(Text content records for pages)
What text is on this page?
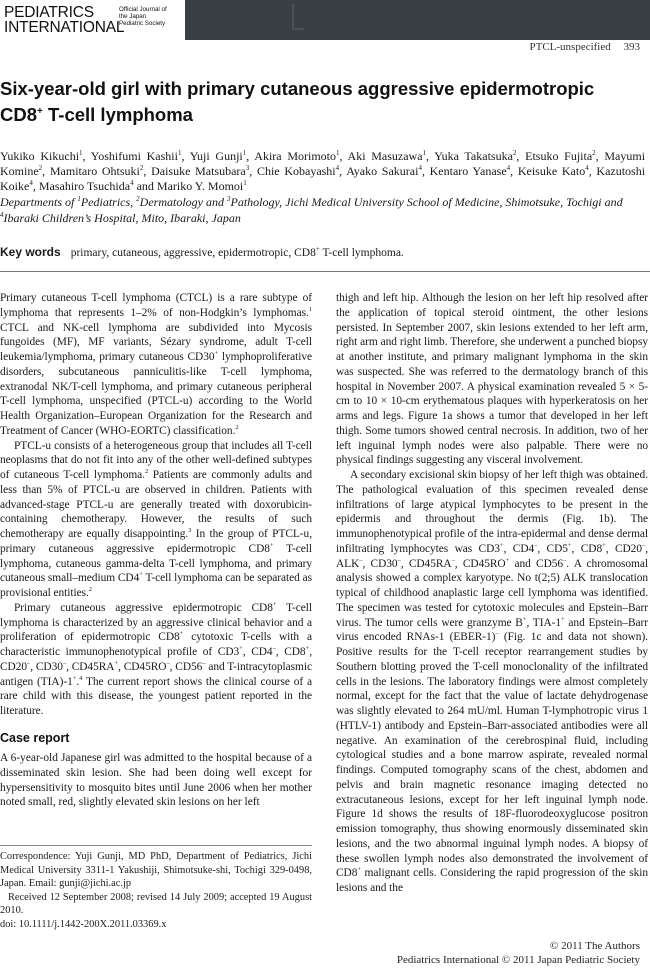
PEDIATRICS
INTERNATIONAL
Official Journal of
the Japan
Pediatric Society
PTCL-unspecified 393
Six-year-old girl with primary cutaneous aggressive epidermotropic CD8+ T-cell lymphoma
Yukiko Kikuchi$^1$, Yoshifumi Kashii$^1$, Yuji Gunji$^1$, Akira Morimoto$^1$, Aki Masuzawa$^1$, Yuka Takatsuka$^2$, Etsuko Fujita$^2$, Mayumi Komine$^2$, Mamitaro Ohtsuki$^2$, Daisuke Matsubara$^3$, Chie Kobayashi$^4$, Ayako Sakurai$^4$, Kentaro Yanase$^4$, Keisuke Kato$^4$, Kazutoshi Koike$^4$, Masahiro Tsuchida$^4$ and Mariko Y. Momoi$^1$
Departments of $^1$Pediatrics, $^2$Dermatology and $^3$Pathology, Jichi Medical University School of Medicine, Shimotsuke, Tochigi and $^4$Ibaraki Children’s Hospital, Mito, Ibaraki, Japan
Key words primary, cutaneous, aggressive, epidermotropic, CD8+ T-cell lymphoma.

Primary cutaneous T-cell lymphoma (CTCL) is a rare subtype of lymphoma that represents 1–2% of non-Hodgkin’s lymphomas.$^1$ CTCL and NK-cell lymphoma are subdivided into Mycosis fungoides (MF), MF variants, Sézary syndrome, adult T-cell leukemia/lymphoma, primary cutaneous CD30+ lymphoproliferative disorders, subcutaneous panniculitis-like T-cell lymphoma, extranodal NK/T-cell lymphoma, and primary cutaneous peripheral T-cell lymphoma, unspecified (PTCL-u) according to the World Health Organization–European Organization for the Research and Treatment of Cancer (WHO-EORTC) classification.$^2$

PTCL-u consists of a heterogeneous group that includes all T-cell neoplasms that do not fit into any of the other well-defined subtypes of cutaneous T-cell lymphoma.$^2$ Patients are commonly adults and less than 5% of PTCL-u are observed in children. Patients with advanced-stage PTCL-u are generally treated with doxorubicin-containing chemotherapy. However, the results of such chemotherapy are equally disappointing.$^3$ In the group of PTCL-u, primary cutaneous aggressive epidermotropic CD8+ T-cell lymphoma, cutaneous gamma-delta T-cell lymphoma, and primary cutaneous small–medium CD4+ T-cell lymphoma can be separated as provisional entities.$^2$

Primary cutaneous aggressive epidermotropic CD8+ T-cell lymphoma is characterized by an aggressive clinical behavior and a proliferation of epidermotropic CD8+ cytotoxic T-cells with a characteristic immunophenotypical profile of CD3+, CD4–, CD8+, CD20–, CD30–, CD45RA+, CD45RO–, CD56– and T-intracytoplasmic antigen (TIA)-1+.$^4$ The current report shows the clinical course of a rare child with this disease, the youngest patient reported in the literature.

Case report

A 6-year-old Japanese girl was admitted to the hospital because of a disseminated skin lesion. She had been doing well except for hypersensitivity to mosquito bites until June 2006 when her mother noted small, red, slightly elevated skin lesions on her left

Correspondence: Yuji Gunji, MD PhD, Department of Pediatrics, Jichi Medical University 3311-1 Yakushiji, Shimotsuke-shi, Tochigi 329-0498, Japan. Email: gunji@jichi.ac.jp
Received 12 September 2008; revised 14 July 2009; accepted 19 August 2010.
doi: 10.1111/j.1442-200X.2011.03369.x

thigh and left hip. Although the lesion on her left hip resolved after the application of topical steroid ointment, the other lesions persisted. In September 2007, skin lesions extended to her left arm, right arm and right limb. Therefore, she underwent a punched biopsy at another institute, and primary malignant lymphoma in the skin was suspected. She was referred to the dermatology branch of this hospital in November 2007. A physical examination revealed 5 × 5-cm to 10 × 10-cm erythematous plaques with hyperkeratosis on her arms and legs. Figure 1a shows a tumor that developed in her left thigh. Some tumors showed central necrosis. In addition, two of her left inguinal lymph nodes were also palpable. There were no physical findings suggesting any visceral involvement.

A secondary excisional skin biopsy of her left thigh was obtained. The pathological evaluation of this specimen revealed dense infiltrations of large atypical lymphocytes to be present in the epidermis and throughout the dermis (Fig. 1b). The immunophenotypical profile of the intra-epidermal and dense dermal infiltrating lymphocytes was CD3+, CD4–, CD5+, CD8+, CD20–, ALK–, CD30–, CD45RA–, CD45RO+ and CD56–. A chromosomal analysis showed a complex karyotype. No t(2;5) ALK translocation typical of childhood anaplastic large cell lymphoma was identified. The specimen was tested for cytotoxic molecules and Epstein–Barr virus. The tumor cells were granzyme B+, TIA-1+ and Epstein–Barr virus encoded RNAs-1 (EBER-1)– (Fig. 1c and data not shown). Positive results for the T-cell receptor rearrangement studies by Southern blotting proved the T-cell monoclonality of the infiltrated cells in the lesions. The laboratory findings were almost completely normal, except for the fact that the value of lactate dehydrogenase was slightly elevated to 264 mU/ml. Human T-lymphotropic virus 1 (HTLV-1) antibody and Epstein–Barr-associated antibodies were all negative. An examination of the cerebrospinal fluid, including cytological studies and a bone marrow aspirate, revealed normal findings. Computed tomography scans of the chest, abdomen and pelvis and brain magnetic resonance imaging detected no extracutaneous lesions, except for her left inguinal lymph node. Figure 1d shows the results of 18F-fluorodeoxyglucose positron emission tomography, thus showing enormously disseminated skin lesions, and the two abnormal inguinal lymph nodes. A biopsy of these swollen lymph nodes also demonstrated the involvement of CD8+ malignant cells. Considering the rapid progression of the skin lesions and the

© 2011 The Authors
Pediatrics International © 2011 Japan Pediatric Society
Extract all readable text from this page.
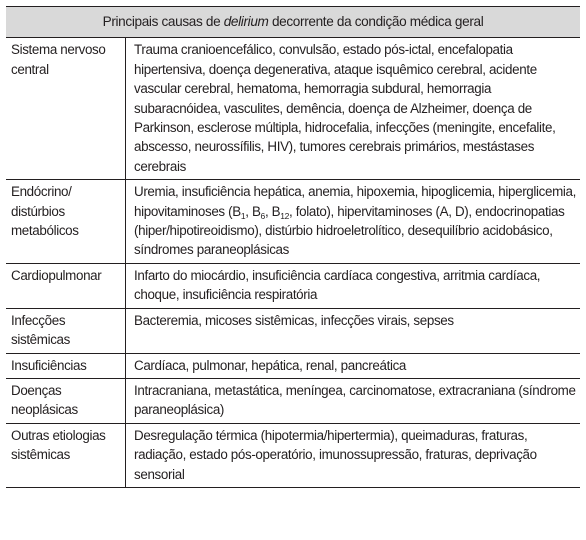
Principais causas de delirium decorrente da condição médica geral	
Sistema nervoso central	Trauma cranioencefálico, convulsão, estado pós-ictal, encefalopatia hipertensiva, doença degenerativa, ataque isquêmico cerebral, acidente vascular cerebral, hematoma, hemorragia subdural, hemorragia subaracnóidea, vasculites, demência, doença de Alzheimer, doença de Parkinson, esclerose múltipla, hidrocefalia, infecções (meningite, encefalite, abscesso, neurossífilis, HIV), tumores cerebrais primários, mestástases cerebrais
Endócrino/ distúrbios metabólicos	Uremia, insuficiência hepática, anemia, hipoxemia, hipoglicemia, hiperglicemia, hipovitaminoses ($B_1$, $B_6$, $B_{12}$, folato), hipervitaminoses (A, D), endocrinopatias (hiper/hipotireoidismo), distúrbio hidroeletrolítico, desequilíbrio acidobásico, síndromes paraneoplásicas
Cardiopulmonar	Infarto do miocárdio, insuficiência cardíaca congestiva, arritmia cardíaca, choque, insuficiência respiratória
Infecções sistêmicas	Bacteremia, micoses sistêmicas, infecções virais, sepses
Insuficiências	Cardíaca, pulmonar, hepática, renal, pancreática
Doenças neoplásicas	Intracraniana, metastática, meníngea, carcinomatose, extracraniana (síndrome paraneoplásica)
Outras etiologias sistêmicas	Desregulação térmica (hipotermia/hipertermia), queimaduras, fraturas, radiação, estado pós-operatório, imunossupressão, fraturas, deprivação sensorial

● **WHAT NEEDS TO BE DONE**
Please go through the data above and copy each line containing the word "Jichi".

● **EXERCISE ANSWER**
Departments of $^1$Pediatrics, $^2$Dermatology and $^3$Pathology, Jichi Medical University School of Medicine, Shimotsuke, Tochigi and $^4$Ibaraki Children’s Hospital, Mito, Ibaraki, Japan
Correspondence: Yuji Gunji, MD PhD, Department of Pediatrics, Jichi Medical University 3311-1 Yakushiji, Shimotsuke-shi, Tochigi 329-0498, Japan. Email: gunji@jichi.ac.jp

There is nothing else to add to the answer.